**GIVEN EXERCISE**
Give the data below again exactly as it stands. Omit the pictures.

**GIVEN RECORDS**
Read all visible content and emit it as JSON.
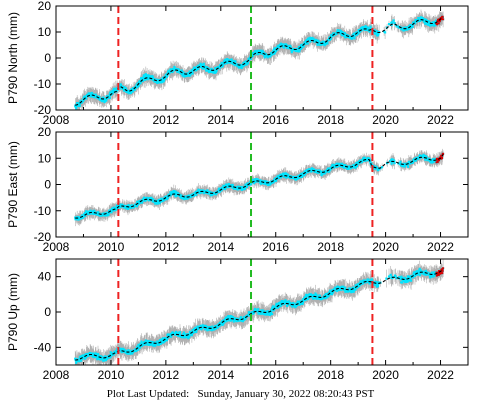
{
  "footer": {
    "label": "Plot Last Updated:",
    "timestamp": "Sunday, January 30, 2022 08:20:43 PST"
  },
  "colors": {
    "error_bars": "#b0b0b0",
    "daily_points": "#00e5ff",
    "recent_points": "#dd0000",
    "model_line": "#000000",
    "offset_earthquake": "#ee2222",
    "offset_equipment": "#22bb22"
  },
  "chart_data": [
    {
      "type": "scatter",
      "ylabel": "P790 North (mm)",
      "xlim": [
        2008,
        2023
      ],
      "ylim": [
        -20,
        20
      ],
      "xticks": [
        2008,
        2010,
        2012,
        2014,
        2016,
        2018,
        2020,
        2022
      ],
      "yticks": [
        -20,
        -10,
        0,
        10,
        20
      ],
      "x_tick_labels_shown": true,
      "series": {
        "x": [
          2008.7,
          2009.0,
          2009.5,
          2010.0,
          2010.2,
          2010.3,
          2010.6,
          2011.0,
          2011.5,
          2012.0,
          2012.5,
          2013.0,
          2013.5,
          2014.0,
          2014.5,
          2015.0,
          2015.5,
          2016.0,
          2016.5,
          2017.0,
          2017.5,
          2018.0,
          2018.5,
          2019.0,
          2019.4,
          2019.5,
          2019.8,
          2020.0,
          2020.3,
          2020.5,
          2021.0,
          2021.5,
          2022.0,
          2022.1
        ],
        "y": [
          -17,
          -16,
          -15,
          -14,
          -14,
          -12,
          -12,
          -10,
          -8,
          -7,
          -5,
          -5,
          -4,
          -3,
          -2,
          -1,
          2,
          3,
          4,
          5,
          6,
          8,
          9,
          10,
          10,
          11,
          11,
          11,
          12,
          12,
          13,
          14,
          15,
          15
        ]
      },
      "seasonal_amplitude": 1.5,
      "noise": 2.5,
      "model_slope_mm_per_yr": 2.05,
      "offsets": [
        {
          "year": 2010.27,
          "kind": "earthquake"
        },
        {
          "year": 2015.1,
          "kind": "equipment"
        },
        {
          "year": 2019.52,
          "kind": "earthquake"
        }
      ]
    },
    {
      "type": "scatter",
      "ylabel": "P790 East (mm)",
      "xlim": [
        2008,
        2023
      ],
      "ylim": [
        -20,
        20
      ],
      "xticks": [
        2008,
        2010,
        2012,
        2014,
        2016,
        2018,
        2020,
        2022
      ],
      "yticks": [
        -20,
        -10,
        0,
        10,
        20
      ],
      "x_tick_labels_shown": true,
      "series": {
        "x": [
          2008.7,
          2009.0,
          2009.5,
          2010.0,
          2010.2,
          2010.3,
          2010.6,
          2011.0,
          2011.5,
          2012.0,
          2012.5,
          2013.0,
          2013.5,
          2014.0,
          2014.5,
          2015.0,
          2015.5,
          2016.0,
          2016.5,
          2017.0,
          2017.5,
          2018.0,
          2018.5,
          2019.0,
          2019.4,
          2019.5,
          2019.8,
          2020.0,
          2020.3,
          2020.5,
          2021.0,
          2021.5,
          2022.0,
          2022.1
        ],
        "y": [
          -12,
          -12,
          -11,
          -10,
          -10,
          -9,
          -8,
          -7,
          -6,
          -5,
          -4,
          -4,
          -3,
          -2,
          -1,
          0,
          1,
          2,
          3,
          4,
          5,
          6,
          7,
          8,
          9,
          7,
          7,
          8,
          8,
          8,
          9,
          10,
          10,
          11
        ]
      },
      "seasonal_amplitude": 1.0,
      "noise": 2.0,
      "model_slope_mm_per_yr": 1.6,
      "offsets": [
        {
          "year": 2010.27,
          "kind": "earthquake"
        },
        {
          "year": 2015.1,
          "kind": "equipment"
        },
        {
          "year": 2019.52,
          "kind": "earthquake"
        }
      ]
    },
    {
      "type": "scatter",
      "ylabel": "P790 Up (mm)",
      "xlim": [
        2008,
        2023
      ],
      "ylim": [
        -60,
        60
      ],
      "xticks": [
        2008,
        2010,
        2012,
        2014,
        2016,
        2018,
        2020,
        2022
      ],
      "yticks": [
        -40,
        0,
        40
      ],
      "x_tick_labels_shown": true,
      "series": {
        "x": [
          2008.7,
          2009.0,
          2009.5,
          2010.0,
          2010.2,
          2010.3,
          2010.6,
          2011.0,
          2011.5,
          2012.0,
          2012.5,
          2013.0,
          2013.5,
          2014.0,
          2014.5,
          2015.0,
          2015.5,
          2016.0,
          2016.5,
          2017.0,
          2017.5,
          2018.0,
          2018.5,
          2019.0,
          2019.4,
          2019.5,
          2019.8,
          2020.0,
          2020.3,
          2020.5,
          2021.0,
          2021.5,
          2022.0,
          2022.1
        ],
        "y": [
          -52,
          -51,
          -50,
          -49,
          -48,
          -46,
          -44,
          -40,
          -35,
          -30,
          -26,
          -22,
          -18,
          -13,
          -8,
          -4,
          0,
          5,
          9,
          13,
          17,
          22,
          26,
          30,
          33,
          34,
          35,
          36,
          37,
          38,
          41,
          44,
          46,
          47
        ]
      },
      "seasonal_amplitude": 3.0,
      "noise": 8.0,
      "model_slope_mm_per_yr": 7.3,
      "offsets": [
        {
          "year": 2010.27,
          "kind": "earthquake"
        },
        {
          "year": 2015.1,
          "kind": "equipment"
        },
        {
          "year": 2019.52,
          "kind": "earthquake"
        }
      ]
    }
  ]
}
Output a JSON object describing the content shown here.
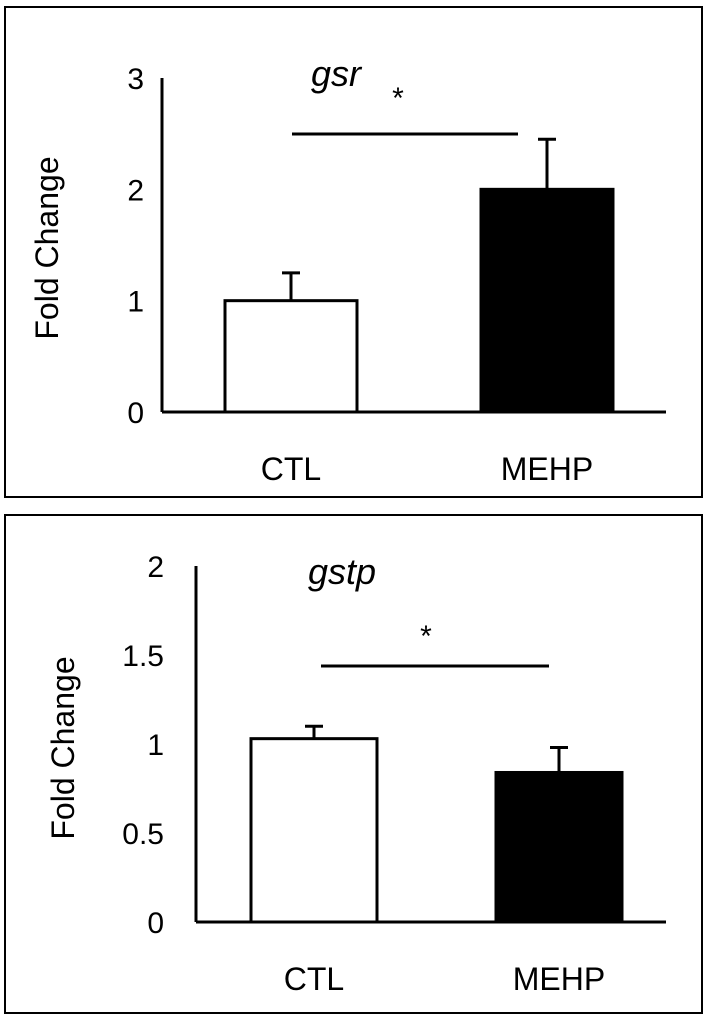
{
  "chart_data": [
    {
      "type": "bar",
      "title": "gsr",
      "ylabel": "Fold Change",
      "xlabel": "",
      "ylim": [
        0,
        3
      ],
      "yticks": [
        "0",
        "1",
        "2",
        "3"
      ],
      "categories": [
        "CTL",
        "MEHP"
      ],
      "values": [
        1.0,
        2.0
      ],
      "errors": [
        0.25,
        0.45
      ],
      "colors": [
        "#ffffff",
        "#000000"
      ],
      "significance": "*"
    },
    {
      "type": "bar",
      "title": "gstp",
      "ylabel": "Fold Change",
      "xlabel": "",
      "ylim": [
        0,
        2
      ],
      "yticks": [
        "0",
        "0.5",
        "1",
        "1.5",
        "2"
      ],
      "categories": [
        "CTL",
        "MEHP"
      ],
      "values": [
        1.03,
        0.84
      ],
      "errors": [
        0.07,
        0.14
      ],
      "colors": [
        "#ffffff",
        "#000000"
      ],
      "significance": "*"
    }
  ]
}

**TASK OUTPUT**
Read all visible content and emit it as JSON.
{
  "footer": {
    "label": "Plot Last Updated:",
    "timestamp": "Sunday, January 30, 2022 08:20:43 PST"
  },
  "colors": {
    "error_bars": "#b0b0b0",
    "daily_points": "#00e5ff",
    "recent_points": "#dd0000",
    "model_line": "#000000",
    "offset_earthquake": "#ee2222",
    "offset_equipment": "#22bb22"
  },
  "chart_data": [
    {
      "type": "scatter",
      "ylabel": "P790 North (mm)",
      "xlim": [
        2008,
        2023
      ],
      "ylim": [
        -20,
        20
      ],
      "xticks": [
        2008,
        2010,
        2012,
        2014,
        2016,
        2018,
        2020,
        2022
      ],
      "yticks": [
        -20,
        -10,
        0,
        10,
        20
      ],
      "x_tick_labels_shown": true,
      "series": {
        "x": [
          2008.7,
          2009.0,
          2009.5,
          2010.0,
          2010.2,
          2010.3,
          2010.6,
          2011.0,
          2011.5,
          2012.0,
          2012.5,
          2013.0,
          2013.5,
          2014.0,
          2014.5,
          2015.0,
          2015.5,
          2016.0,
          2016.5,
          2017.0,
          2017.5,
          2018.0,
          2018.5,
          2019.0,
          2019.4,
          2019.5,
          2019.8,
          2020.0,
          2020.3,
          2020.5,
          2021.0,
          2021.5,
          2022.0,
          2022.1
        ],
        "y": [
          -17,
          -16,
          -15,
          -14,
          -14,
          -12,
          -12,
          -10,
          -8,
          -7,
          -5,
          -5,
          -4,
          -3,
          -2,
          -1,
          2,
          3,
          4,
          5,
          6,
          8,
          9,
          10,
          10,
          11,
          11,
          11,
          12,
          12,
          13,
          14,
          15,
          15
        ]
      },
      "seasonal_amplitude": 1.5,
      "noise": 2.5,
      "model_slope_mm_per_yr": 2.05,
      "offsets": [
        {
          "year": 2010.27,
          "kind": "earthquake"
        },
        {
          "year": 2015.1,
          "kind": "equipment"
        },
        {
          "year": 2019.52,
          "kind": "earthquake"
        }
      ]
    },
    {
      "type": "scatter",
      "ylabel": "P790 East (mm)",
      "xlim": [
        2008,
        2023
      ],
      "ylim": [
        -20,
        20
      ],
      "xticks": [
        2008,
        2010,
        2012,
        2014,
        2016,
        2018,
        2020,
        2022
      ],
      "yticks": [
        -20,
        -10,
        0,
        10,
        20
      ],
      "x_tick_labels_shown": true,
      "series": {
        "x": [
          2008.7,
          2009.0,
          2009.5,
          2010.0,
          2010.2,
          2010.3,
          2010.6,
          2011.0,
          2011.5,
          2012.0,
          2012.5,
          2013.0,
          2013.5,
          2014.0,
          2014.5,
          2015.0,
          2015.5,
          2016.0,
          2016.5,
          2017.0,
          2017.5,
          2018.0,
          2018.5,
          2019.0,
          2019.4,
          2019.5,
          2019.8,
          2020.0,
          2020.3,
          2020.5,
          2021.0,
          2021.5,
          2022.0,
          2022.1
        ],
        "y": [
          -12,
          -12,
          -11,
          -10,
          -10,
          -9,
          -8,
          -7,
          -6,
          -5,
          -4,
          -4,
          -3,
          -2,
          -1,
          0,
          1,
          2,
          3,
          4,
          5,
          6,
          7,
          8,
          9,
          7,
          7,
          8,
          8,
          8,
          9,
          10,
          10,
          11
        ]
      },
      "seasonal_amplitude": 1.0,
      "noise": 2.0,
      "model_slope_mm_per_yr": 1.6,
      "offsets": [
        {
          "year": 2010.27,
          "kind": "earthquake"
        },
        {
          "year": 2015.1,
          "kind": "equipment"
        },
        {
          "year": 2019.52,
          "kind": "earthquake"
        }
      ]
    },
    {
      "type": "scatter",
      "ylabel": "P790 Up (mm)",
      "xlim": [
        2008,
        2023
      ],
      "ylim": [
        -60,
        60
      ],
      "xticks": [
        2008,
        2010,
        2012,
        2014,
        2016,
        2018,
        2020,
        2022
      ],
      "yticks": [
        -40,
        0,
        40
      ],
      "x_tick_labels_shown": true,
      "series": {
        "x": [
          2008.7,
          2009.0,
          2009.5,
          2010.0,
          2010.2,
          2010.3,
          2010.6,
          2011.0,
          2011.5,
          2012.0,
          2012.5,
          2013.0,
          2013.5,
          2014.0,
          2014.5,
          2015.0,
          2015.5,
          2016.0,
          2016.5,
          2017.0,
          2017.5,
          2018.0,
          2018.5,
          2019.0,
          2019.4,
          2019.5,
          2019.8,
          2020.0,
          2020.3,
          2020.5,
          2021.0,
          2021.5,
          2022.0,
          2022.1
        ],
        "y": [
          -52,
          -51,
          -50,
          -49,
          -48,
          -46,
          -44,
          -40,
          -35,
          -30,
          -26,
          -22,
          -18,
          -13,
          -8,
          -4,
          0,
          5,
          9,
          13,
          17,
          22,
          26,
          30,
          33,
          34,
          35,
          36,
          37,
          38,
          41,
          44,
          46,
          47
        ]
      },
      "seasonal_amplitude": 3.0,
      "noise": 8.0,
      "model_slope_mm_per_yr": 7.3,
      "offsets": [
        {
          "year": 2010.27,
          "kind": "earthquake"
        },
        {
          "year": 2015.1,
          "kind": "equipment"
        },
        {
          "year": 2019.52,
          "kind": "earthquake"
        }
      ]
    }
  ]
}
Output a JSON object describing the content shown here.
{
  "chart_data": [
    {
      "type": "bar",
      "title": "gsr",
      "ylabel": "Fold Change",
      "xlabel": "",
      "ylim": [
        0,
        3
      ],
      "yticks": [
        "0",
        "1",
        "2",
        "3"
      ],
      "categories": [
        "CTL",
        "MEHP"
      ],
      "values": [
        1.0,
        2.0
      ],
      "errors": [
        0.25,
        0.45
      ],
      "colors": [
        "#ffffff",
        "#000000"
      ],
      "significance": "*"
    },
    {
      "type": "bar",
      "title": "gstp",
      "ylabel": "Fold Change",
      "xlabel": "",
      "ylim": [
        0,
        2
      ],
      "yticks": [
        "0",
        "0.5",
        "1",
        "1.5",
        "2"
      ],
      "categories": [
        "CTL",
        "MEHP"
      ],
      "values": [
        1.03,
        0.84
      ],
      "errors": [
        0.07,
        0.14
      ],
      "colors": [
        "#ffffff",
        "#000000"
      ],
      "significance": "*"
    }
  ]
}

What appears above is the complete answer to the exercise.